* [Task requirements]:
Copy the rows from the one containing "collection-search-icon[interactable]: ⌕ —" through the one containing "contact-faq-item-2: Q. What", keeping every character the same.

* [Task inputs]:
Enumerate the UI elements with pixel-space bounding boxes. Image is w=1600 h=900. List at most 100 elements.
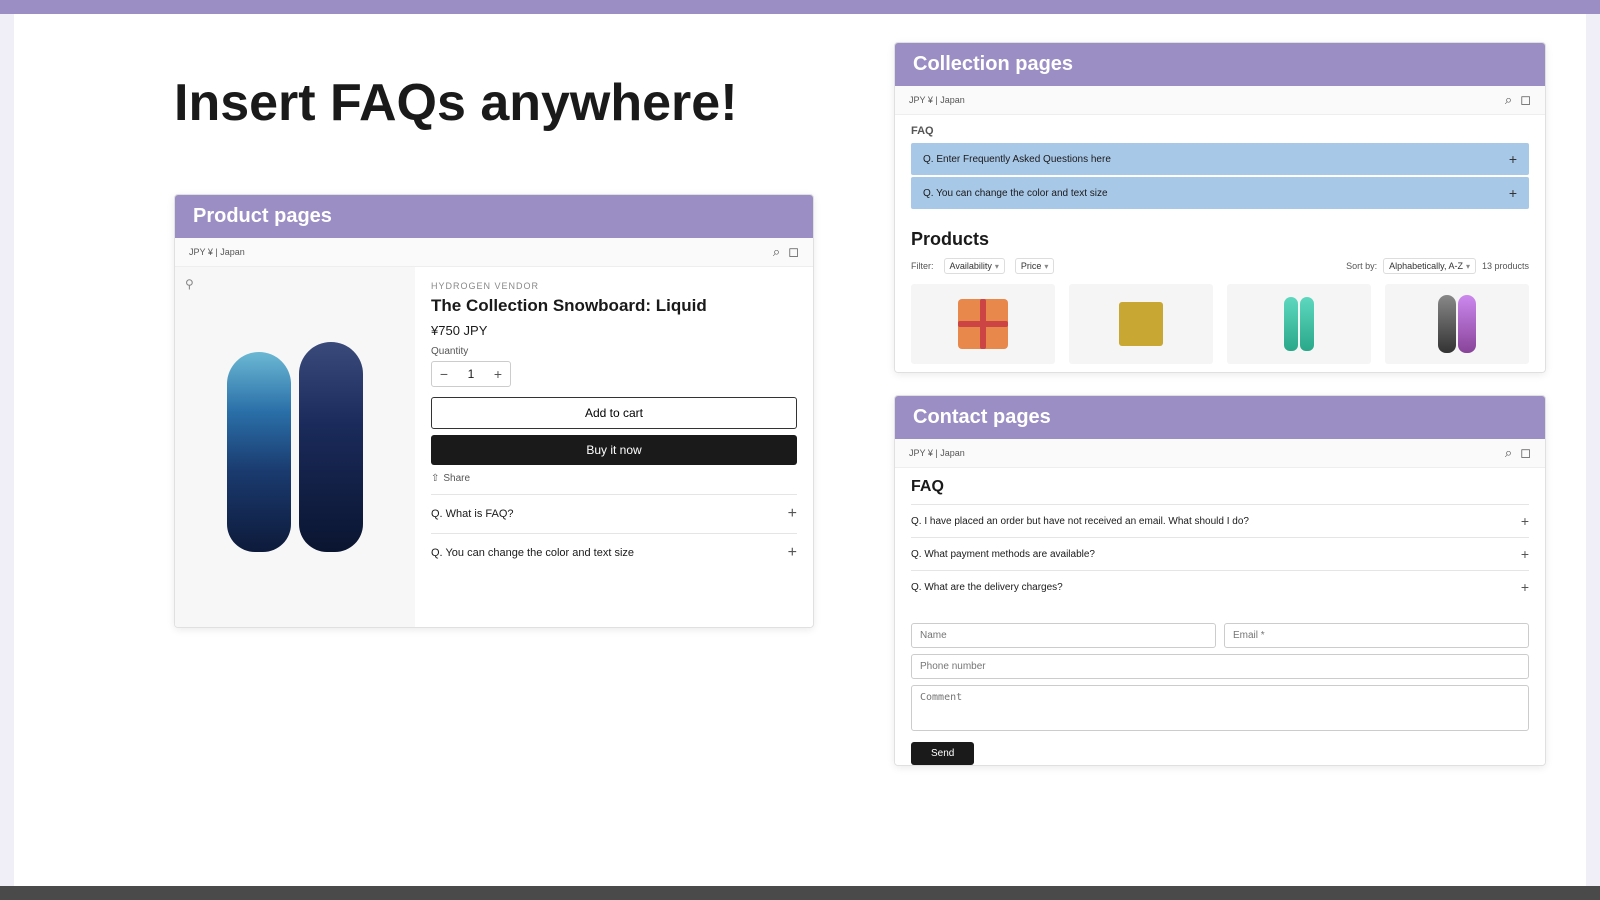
collection-search-icon[interactable]: ⌕ — [1505, 92, 1512, 108]
availability-chevron-icon: ▾ — [995, 262, 999, 271]
dark-purple-boards — [1438, 295, 1476, 353]
collection-cart-icon[interactable]: ◻ — [1520, 92, 1531, 108]
sort-by-label: Sort by: — [1346, 261, 1377, 271]
teal-boards-product — [1284, 297, 1314, 351]
contact-faq-q1: Q. I have placed an order but have not r… — [911, 516, 1249, 527]
product-faq-item-1: Q. What is FAQ? + — [431, 494, 797, 533]
right-panel: Collection pages JPY ¥ | Japan ⌕ ◻ FAQ Q… — [874, 14, 1586, 806]
collection-faq-label: FAQ — [911, 125, 1529, 137]
contact-search-icon[interactable]: ⌕ — [1505, 445, 1512, 461]
contact-inner: FAQ Q. I have placed an order but have n… — [895, 468, 1545, 613]
cart-icon[interactable]: ◻ — [788, 244, 799, 260]
product-page-card: Product pages JPY ¥ | Japan ⌕ ◻ ⚲ — [174, 194, 814, 628]
contact-submit-button[interactable]: Send — [911, 742, 974, 765]
contact-faq-item-2: Q. What payment methods are available? + — [911, 537, 1529, 570]
contact-faq-expand-2[interactable]: + — [1521, 546, 1529, 562]
contact-phone-input[interactable] — [911, 654, 1529, 679]
qty-label: Quantity — [431, 346, 797, 357]
add-to-cart-button[interactable]: Add to cart — [431, 397, 797, 429]
teal-board-1 — [1284, 297, 1298, 351]
bottom-bar — [0, 886, 1600, 900]
form-name-email-row — [911, 623, 1529, 648]
contact-browser-chrome: JPY ¥ | Japan ⌕ ◻ — [895, 439, 1545, 468]
price-filter[interactable]: Price ▾ — [1015, 258, 1055, 274]
dark-board — [1438, 295, 1456, 353]
product-thumb-1 — [911, 284, 1055, 364]
products-count: 13 products — [1482, 261, 1529, 271]
contact-name-input[interactable] — [911, 623, 1216, 648]
collection-faq-item-2: Q. You can change the color and text siz… — [911, 177, 1529, 209]
product-browser-icons: ⌕ ◻ — [773, 244, 799, 260]
qty-value: 1 — [456, 367, 486, 381]
collection-browser-icons: ⌕ ◻ — [1505, 92, 1531, 108]
collection-page-card: Collection pages JPY ¥ | Japan ⌕ ◻ FAQ Q… — [894, 42, 1546, 373]
contact-faq-expand-3[interactable]: + — [1521, 579, 1529, 595]
product-faq-q1: Q. What is FAQ? — [431, 508, 514, 520]
contact-card-header: Contact pages — [895, 396, 1545, 439]
snowboard-1 — [227, 352, 291, 552]
contact-cart-icon[interactable]: ◻ — [1520, 445, 1531, 461]
collection-card-header: Collection pages — [895, 43, 1545, 86]
yellow-product — [1119, 302, 1163, 346]
contact-comment-textarea[interactable] — [911, 685, 1529, 731]
collection-faq-q1: Q. Enter Frequently Asked Questions here — [923, 154, 1111, 165]
contact-faq-item-3: Q. What are the delivery charges? + — [911, 570, 1529, 603]
main-area: Insert FAQs anywhere! Product pages JPY … — [14, 14, 1586, 886]
price-filter-label: Price — [1021, 261, 1042, 271]
hero-title: Insert FAQs anywhere! — [174, 74, 814, 134]
filter-right: Sort by: Alphabetically, A-Z ▾ 13 produc… — [1346, 258, 1529, 274]
top-bar — [0, 0, 1600, 14]
search-icon[interactable]: ⌕ — [773, 244, 780, 260]
collection-faq-expand-1[interactable]: + — [1509, 151, 1517, 167]
filter-label: Filter: — [911, 261, 934, 271]
sort-select[interactable]: Alphabetically, A-Z ▾ — [1383, 258, 1476, 274]
gift-box-product — [958, 299, 1008, 349]
availability-filter-label: Availability — [950, 261, 992, 271]
product-card-inner: JPY ¥ | Japan ⌕ ◻ ⚲ — [175, 238, 813, 627]
buy-now-button[interactable]: Buy it now — [431, 435, 797, 465]
contact-faq-expand-1[interactable]: + — [1521, 513, 1529, 529]
share-label: Share — [443, 473, 470, 484]
contact-faq-q3: Q. What are the delivery charges? — [911, 582, 1063, 593]
product-faq-item-2: Q. You can change the color and text siz… — [431, 533, 797, 572]
product-thumb-4 — [1385, 284, 1529, 364]
contact-form: Send — [895, 613, 1545, 765]
contact-faq-item-1: Q. I have placed an order but have not r… — [911, 504, 1529, 537]
product-faq-expand-2[interactable]: + — [788, 544, 797, 562]
share-link[interactable]: ⇧ Share — [431, 473, 797, 484]
availability-filter[interactable]: Availability ▾ — [944, 258, 1005, 274]
product-card-header-label: Product pages — [193, 205, 332, 227]
qty-increase-button[interactable]: + — [486, 362, 510, 386]
product-card-header: Product pages — [175, 195, 813, 238]
sort-value: Alphabetically, A-Z — [1389, 261, 1463, 271]
contact-faq-q2: Q. What payment methods are available? — [911, 549, 1095, 560]
snowboards — [227, 342, 363, 552]
product-content: ⚲ HYDROGEN VENDOR The Collection Snowboa… — [175, 267, 813, 627]
collection-faq-expand-2[interactable]: + — [1509, 185, 1517, 201]
collection-browser-chrome: JPY ¥ | Japan ⌕ ◻ — [895, 86, 1545, 115]
collection-locale: JPY ¥ | Japan — [909, 95, 965, 105]
zoom-icon[interactable]: ⚲ — [185, 277, 194, 291]
qty-stepper: − 1 + — [431, 361, 511, 387]
contact-card-content: JPY ¥ | Japan ⌕ ◻ FAQ Q. I have placed a… — [895, 439, 1545, 765]
products-grid — [911, 284, 1529, 364]
collection-card-content: JPY ¥ | Japan ⌕ ◻ FAQ Q. Enter Frequentl… — [895, 86, 1545, 372]
product-image-area: ⚲ — [175, 267, 415, 627]
contact-email-input[interactable] — [1224, 623, 1529, 648]
price-chevron-icon: ▾ — [1044, 262, 1048, 271]
purple-board — [1458, 295, 1476, 353]
products-section: Products Filter: Availability ▾ Price ▾ — [895, 221, 1545, 372]
left-panel: Insert FAQs anywhere! Product pages JPY … — [14, 14, 874, 668]
collection-faq-q2: Q. You can change the color and text siz… — [923, 188, 1108, 199]
qty-decrease-button[interactable]: − — [432, 362, 456, 386]
collection-card-header-label: Collection pages — [913, 53, 1073, 75]
products-title: Products — [911, 229, 1529, 250]
sort-chevron-icon: ▾ — [1466, 262, 1470, 271]
share-icon: ⇧ — [431, 473, 439, 484]
product-details: HYDROGEN VENDOR The Collection Snowboard… — [415, 267, 813, 627]
filter-left: Filter: Availability ▾ Price ▾ — [911, 258, 1054, 274]
snowboard-2 — [299, 342, 363, 552]
product-faq-expand-1[interactable]: + — [788, 505, 797, 523]
collection-inner: FAQ Q. Enter Frequently Asked Questions … — [895, 115, 1545, 221]
product-name: The Collection Snowboard: Liquid — [431, 295, 797, 317]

* [Correct result]:
collection-search-icon[interactable]: ⌕ — [1505, 92, 1512, 108]
availability-chevron-icon: ▾ — [995, 262, 999, 271]
dark-purple-boards — [1438, 295, 1476, 353]
collection-cart-icon[interactable]: ◻ — [1520, 92, 1531, 108]
sort-by-label: Sort by: — [1346, 261, 1377, 271]
teal-boards-product — [1284, 297, 1314, 351]
contact-faq-q1: Q. I have placed an order but have not r… — [911, 516, 1249, 527]
product-faq-item-1: Q. What is FAQ? + — [431, 494, 797, 533]
right-panel: Collection pages JPY ¥ | Japan ⌕ ◻ FAQ Q… — [874, 14, 1586, 806]
collection-faq-label: FAQ — [911, 125, 1529, 137]
contact-search-icon[interactable]: ⌕ — [1505, 445, 1512, 461]
contact-inner: FAQ Q. I have placed an order but have n… — [895, 468, 1545, 613]
cart-icon[interactable]: ◻ — [788, 244, 799, 260]
product-page-card: Product pages JPY ¥ | Japan ⌕ ◻ ⚲ — [174, 194, 814, 628]
contact-submit-button[interactable]: Send — [911, 742, 974, 765]
contact-faq-item-2: Q. What payment methods are available? + — [911, 537, 1529, 570]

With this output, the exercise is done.